Спектакли Штайна были поставлены в первую очередь для России, и недовольные критики даже называли "Орестею" "гуманитарной помощью" в страшном для России 1993 году. Несмотря на многочисленные комплименты, которые Штайн публично делал актеру (например, "дальше – только космос"), мне видится образ хитрого немца, который хочет сказать нам: именно таков ваш герой – ручной и изнеженный. Не в одном интервью актер описывает, как играл с Петером Штайном в капризность, в есенинскую дерзость, почти помыкал им, смеясь.

Эта дерзость вступает в противоречие с природной застенчивостью юноши. И допуская такие "игры", режиссер, наверное, провоцировал агрессию, которая неожиданно прорывается на сцене, чего он, наверное, и хотел. Неестественность перехода чувствуется в исполнении ролей. Достаточно всего одного широкого жеста, чтобы из покорного русского парня Миронов превратился в "стихию". Вот что увидели два разных критика в исполнении роли Ореста: "Орест – предельная лирическая непосредственность... Он хрупок, почти по-детски беспомощен". А вот взгляд, который вместо беспомощности видит безжалостность и чрезмерную решительность: "Не отводит глаз при виде обнаженной материнской груди, а едва ли не игриво тычет в нее мечом". Робость и застенчивость Миронова "родом из детства". Он сам называет свой сильный комплекс – боязнь публики. Такую застенчивость многие женщины обожают в мужчинах. Вот этот взгляд в критической статье: "Мягкость черт и все остальные составляющие его образа провоцируют некое материнское отношение к нему, несколько опекающее и подчиненное одновременно". Желание подчиниться, которому пришлось поддаться даже серьезному Штайну, происходит от некоторой агрессии, хорошо скрытой жестокости. Вероятно, она развивалась для преодоления и компенсации собственного комплекса. Обратите внимание на внезапную нервность, которая проявляется в интервью. Отвечая на вопрос о прессе, актер начинает "заводиться" от своих же слов: "Остается бороться с этим, не читать, не покупать. Я не покупаю некоторые издания и не смотрю некоторые каналы – выключаю. Это моя такая личная форма протеста".

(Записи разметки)
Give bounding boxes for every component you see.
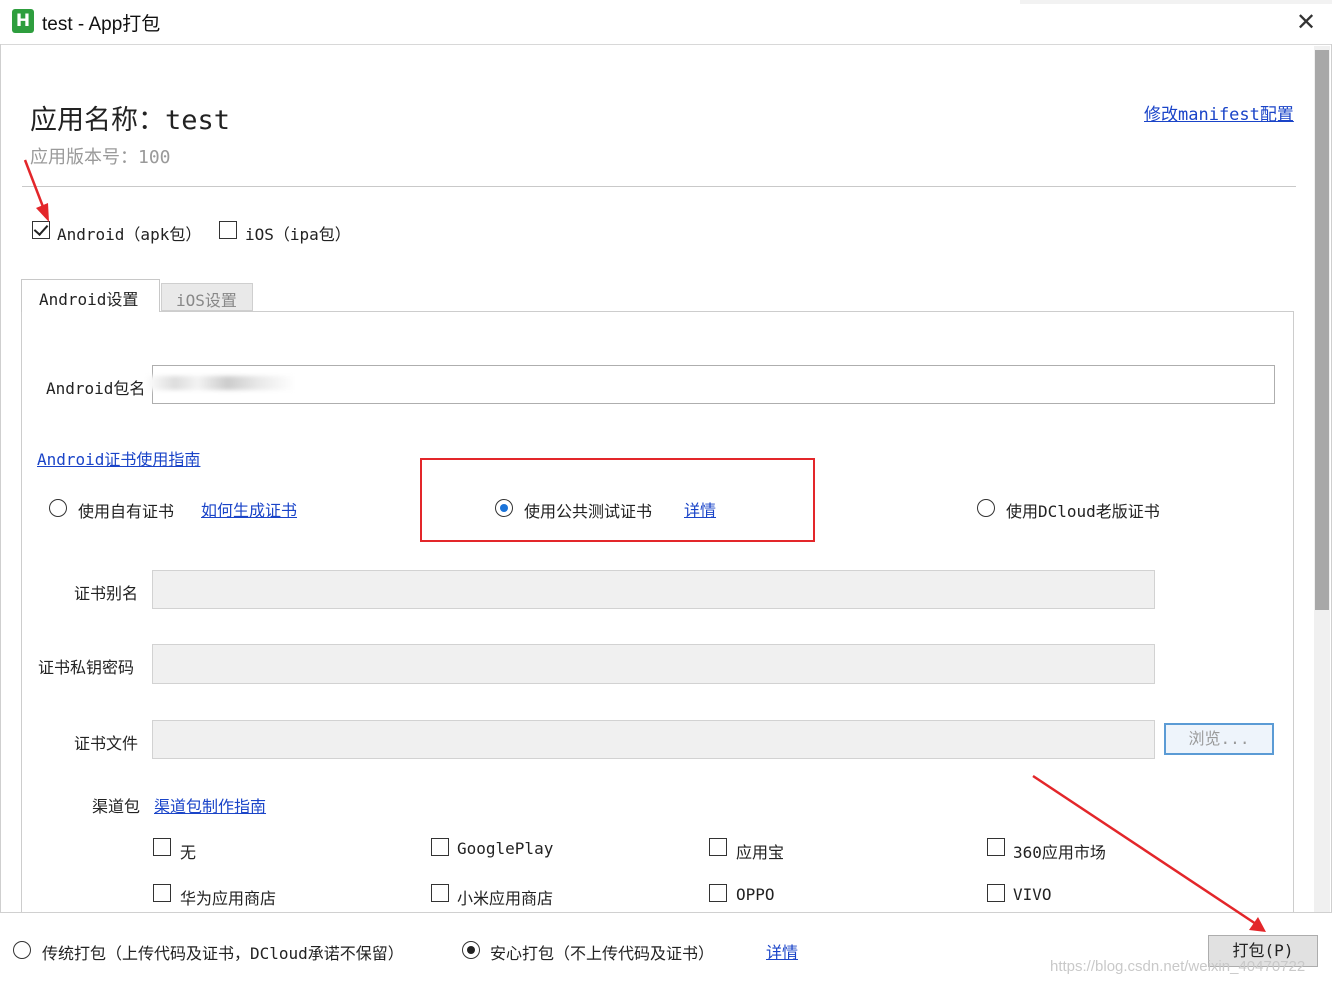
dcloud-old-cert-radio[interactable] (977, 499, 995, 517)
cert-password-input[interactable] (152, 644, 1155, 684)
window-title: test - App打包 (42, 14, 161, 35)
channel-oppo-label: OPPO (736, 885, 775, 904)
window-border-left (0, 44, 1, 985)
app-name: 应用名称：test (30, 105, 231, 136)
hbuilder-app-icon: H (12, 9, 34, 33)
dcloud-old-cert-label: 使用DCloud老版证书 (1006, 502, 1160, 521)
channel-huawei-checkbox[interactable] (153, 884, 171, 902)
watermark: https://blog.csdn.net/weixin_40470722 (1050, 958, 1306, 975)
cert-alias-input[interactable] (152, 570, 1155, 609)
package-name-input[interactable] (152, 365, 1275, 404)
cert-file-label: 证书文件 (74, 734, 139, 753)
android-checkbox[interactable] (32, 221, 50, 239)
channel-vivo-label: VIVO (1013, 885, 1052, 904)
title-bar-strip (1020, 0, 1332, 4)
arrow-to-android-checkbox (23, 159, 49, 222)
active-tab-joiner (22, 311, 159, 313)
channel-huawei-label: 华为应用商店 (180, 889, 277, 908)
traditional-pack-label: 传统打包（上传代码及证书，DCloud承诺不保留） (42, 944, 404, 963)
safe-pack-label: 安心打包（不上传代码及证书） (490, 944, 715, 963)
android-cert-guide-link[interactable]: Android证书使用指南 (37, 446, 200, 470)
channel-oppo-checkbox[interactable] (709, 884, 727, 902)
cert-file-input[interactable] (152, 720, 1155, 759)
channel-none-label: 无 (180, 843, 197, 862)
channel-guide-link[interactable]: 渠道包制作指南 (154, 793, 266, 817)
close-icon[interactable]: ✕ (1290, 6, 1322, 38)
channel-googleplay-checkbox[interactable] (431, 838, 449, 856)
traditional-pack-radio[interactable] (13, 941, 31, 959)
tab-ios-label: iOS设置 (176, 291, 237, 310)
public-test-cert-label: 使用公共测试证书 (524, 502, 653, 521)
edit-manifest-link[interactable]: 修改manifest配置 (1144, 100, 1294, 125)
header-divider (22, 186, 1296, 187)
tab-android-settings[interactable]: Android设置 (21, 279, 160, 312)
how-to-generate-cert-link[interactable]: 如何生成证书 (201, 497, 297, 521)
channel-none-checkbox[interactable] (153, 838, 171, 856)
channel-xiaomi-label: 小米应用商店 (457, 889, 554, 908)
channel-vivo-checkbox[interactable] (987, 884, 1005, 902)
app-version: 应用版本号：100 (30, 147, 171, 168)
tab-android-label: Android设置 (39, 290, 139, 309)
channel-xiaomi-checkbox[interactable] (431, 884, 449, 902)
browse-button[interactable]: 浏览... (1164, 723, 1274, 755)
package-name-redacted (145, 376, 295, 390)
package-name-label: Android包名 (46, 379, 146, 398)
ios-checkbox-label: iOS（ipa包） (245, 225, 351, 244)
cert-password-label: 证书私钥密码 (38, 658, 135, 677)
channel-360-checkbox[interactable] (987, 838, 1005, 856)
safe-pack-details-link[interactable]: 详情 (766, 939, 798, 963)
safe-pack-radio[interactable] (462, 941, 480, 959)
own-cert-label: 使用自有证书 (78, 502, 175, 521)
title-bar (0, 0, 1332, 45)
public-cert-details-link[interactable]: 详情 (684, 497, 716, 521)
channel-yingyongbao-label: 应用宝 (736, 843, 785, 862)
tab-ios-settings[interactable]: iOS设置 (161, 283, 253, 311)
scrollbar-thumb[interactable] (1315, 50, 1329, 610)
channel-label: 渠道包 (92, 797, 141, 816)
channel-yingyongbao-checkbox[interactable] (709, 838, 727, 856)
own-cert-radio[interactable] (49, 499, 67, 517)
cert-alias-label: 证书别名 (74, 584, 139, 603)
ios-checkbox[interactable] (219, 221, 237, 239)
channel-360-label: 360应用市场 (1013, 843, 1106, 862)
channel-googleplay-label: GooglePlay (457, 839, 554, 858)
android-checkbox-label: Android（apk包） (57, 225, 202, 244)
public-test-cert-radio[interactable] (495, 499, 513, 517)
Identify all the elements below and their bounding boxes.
==
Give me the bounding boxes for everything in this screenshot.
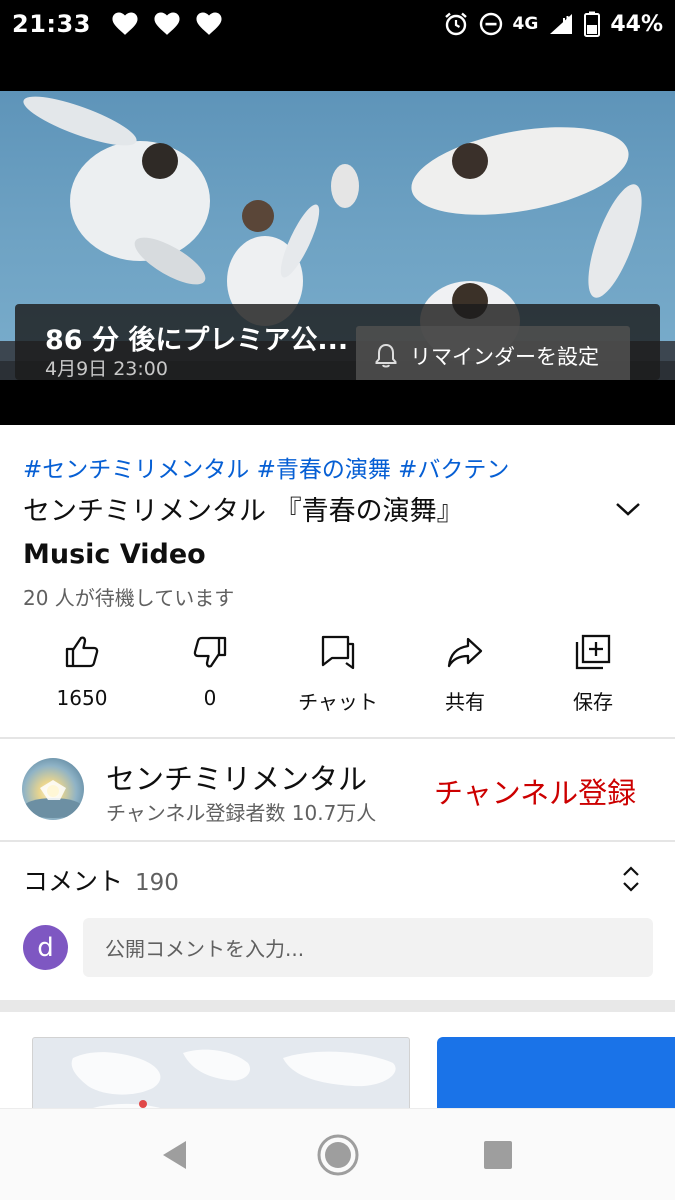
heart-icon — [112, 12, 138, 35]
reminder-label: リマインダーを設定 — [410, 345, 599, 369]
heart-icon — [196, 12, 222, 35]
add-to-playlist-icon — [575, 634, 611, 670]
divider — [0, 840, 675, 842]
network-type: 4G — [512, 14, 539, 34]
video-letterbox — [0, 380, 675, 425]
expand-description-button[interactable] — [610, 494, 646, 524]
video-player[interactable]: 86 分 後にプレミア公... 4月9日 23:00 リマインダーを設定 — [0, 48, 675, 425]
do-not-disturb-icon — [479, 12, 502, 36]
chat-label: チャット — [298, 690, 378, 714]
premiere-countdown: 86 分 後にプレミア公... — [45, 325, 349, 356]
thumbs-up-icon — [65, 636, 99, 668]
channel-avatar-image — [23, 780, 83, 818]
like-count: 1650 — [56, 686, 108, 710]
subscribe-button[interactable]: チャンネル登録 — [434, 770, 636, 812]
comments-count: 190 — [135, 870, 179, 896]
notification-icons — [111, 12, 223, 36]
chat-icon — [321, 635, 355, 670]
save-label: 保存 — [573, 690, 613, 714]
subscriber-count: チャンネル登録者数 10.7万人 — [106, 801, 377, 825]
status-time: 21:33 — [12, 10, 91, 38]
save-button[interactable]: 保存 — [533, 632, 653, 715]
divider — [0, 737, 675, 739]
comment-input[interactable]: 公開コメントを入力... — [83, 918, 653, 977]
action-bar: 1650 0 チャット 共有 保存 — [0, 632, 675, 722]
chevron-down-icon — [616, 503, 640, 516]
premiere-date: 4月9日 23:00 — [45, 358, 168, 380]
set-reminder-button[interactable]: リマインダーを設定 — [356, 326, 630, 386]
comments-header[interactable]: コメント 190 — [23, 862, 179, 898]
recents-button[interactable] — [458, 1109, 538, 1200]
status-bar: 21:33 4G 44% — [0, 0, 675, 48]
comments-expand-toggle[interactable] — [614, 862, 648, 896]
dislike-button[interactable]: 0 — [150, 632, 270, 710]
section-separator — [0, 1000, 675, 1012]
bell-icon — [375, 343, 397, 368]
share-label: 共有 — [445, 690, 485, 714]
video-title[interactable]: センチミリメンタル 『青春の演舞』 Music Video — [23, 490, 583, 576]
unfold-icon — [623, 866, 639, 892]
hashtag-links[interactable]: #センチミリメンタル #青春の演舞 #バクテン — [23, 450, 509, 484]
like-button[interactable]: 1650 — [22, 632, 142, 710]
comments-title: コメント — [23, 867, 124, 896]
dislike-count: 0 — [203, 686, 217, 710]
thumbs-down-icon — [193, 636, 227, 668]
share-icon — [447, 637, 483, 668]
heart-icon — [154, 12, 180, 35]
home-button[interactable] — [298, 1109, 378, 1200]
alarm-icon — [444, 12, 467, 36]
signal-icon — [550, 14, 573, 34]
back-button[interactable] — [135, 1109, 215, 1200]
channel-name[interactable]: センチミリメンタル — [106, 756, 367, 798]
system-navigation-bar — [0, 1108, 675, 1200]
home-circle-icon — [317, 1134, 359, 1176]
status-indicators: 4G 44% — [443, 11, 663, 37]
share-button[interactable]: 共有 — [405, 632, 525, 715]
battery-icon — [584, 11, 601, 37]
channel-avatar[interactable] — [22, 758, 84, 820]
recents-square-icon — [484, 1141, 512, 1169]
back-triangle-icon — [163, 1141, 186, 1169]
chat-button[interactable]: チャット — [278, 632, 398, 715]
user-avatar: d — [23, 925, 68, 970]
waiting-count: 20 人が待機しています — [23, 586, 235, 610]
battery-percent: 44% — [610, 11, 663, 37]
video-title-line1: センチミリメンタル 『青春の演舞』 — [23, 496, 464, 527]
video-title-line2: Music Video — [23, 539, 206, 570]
* * *
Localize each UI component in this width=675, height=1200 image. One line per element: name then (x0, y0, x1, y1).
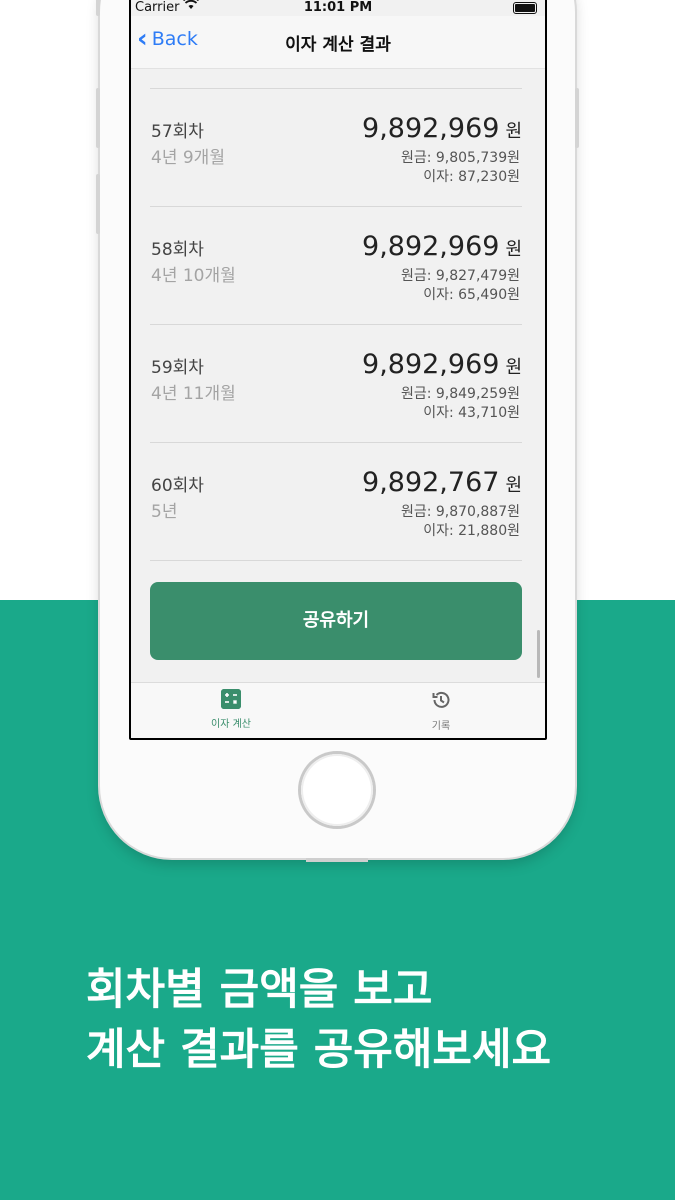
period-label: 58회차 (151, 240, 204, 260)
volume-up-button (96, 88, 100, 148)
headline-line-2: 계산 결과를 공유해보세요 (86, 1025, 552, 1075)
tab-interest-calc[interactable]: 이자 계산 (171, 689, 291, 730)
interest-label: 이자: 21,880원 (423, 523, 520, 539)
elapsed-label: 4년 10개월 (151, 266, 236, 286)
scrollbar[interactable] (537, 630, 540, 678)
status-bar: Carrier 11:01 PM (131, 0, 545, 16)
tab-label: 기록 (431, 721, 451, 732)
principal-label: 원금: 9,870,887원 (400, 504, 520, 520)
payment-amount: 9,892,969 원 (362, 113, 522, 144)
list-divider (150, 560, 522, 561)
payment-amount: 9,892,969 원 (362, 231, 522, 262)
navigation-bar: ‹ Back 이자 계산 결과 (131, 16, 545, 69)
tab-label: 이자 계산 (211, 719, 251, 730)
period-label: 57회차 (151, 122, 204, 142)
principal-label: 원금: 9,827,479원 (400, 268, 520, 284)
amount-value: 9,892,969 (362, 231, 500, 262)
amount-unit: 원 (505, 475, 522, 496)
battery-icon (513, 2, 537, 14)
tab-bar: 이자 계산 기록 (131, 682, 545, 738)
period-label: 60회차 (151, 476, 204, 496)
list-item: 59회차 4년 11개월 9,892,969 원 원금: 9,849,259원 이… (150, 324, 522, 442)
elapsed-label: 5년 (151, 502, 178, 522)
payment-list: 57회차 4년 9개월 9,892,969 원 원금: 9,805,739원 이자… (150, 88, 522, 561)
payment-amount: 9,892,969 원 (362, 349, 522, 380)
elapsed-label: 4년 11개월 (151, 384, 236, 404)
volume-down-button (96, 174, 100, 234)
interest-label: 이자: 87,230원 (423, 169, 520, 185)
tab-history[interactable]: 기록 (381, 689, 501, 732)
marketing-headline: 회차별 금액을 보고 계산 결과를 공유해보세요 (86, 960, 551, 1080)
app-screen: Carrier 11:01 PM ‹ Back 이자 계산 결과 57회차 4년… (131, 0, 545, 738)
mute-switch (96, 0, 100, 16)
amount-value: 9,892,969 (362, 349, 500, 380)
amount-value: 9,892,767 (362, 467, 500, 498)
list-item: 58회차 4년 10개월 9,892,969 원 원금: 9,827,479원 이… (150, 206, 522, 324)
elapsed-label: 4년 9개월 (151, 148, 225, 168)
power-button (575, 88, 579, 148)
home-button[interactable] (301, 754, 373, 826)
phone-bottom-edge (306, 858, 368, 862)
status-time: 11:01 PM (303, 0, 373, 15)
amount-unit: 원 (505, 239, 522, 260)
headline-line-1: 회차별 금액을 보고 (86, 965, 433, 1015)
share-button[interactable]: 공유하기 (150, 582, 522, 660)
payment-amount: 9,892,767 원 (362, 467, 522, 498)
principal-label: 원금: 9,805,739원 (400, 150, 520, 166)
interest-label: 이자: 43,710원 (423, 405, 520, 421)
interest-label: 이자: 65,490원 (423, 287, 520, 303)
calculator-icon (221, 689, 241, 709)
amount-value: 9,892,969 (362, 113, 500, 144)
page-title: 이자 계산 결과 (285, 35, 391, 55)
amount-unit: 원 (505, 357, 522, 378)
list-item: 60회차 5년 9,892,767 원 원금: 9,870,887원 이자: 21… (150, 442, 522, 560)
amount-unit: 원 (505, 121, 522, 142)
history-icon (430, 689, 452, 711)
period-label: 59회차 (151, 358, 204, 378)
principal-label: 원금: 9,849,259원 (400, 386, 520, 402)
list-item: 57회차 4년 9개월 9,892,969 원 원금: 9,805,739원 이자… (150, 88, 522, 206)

■ Поставленная цель
Ответьте на вопросы по отрывку:
1. Каким годом датирована «гуманитарная помощь», о которой говорили недовольные критики «Орестеи»?
2. Какой свой сильный комплекс называет сам актер?
3. Как актер поступает с некоторыми каналами?
Опирайтесь только на отрывок.

■ Ответ
1. 1993 годом.
2. Боязнь публики.
3. Не смотрит их и выключает.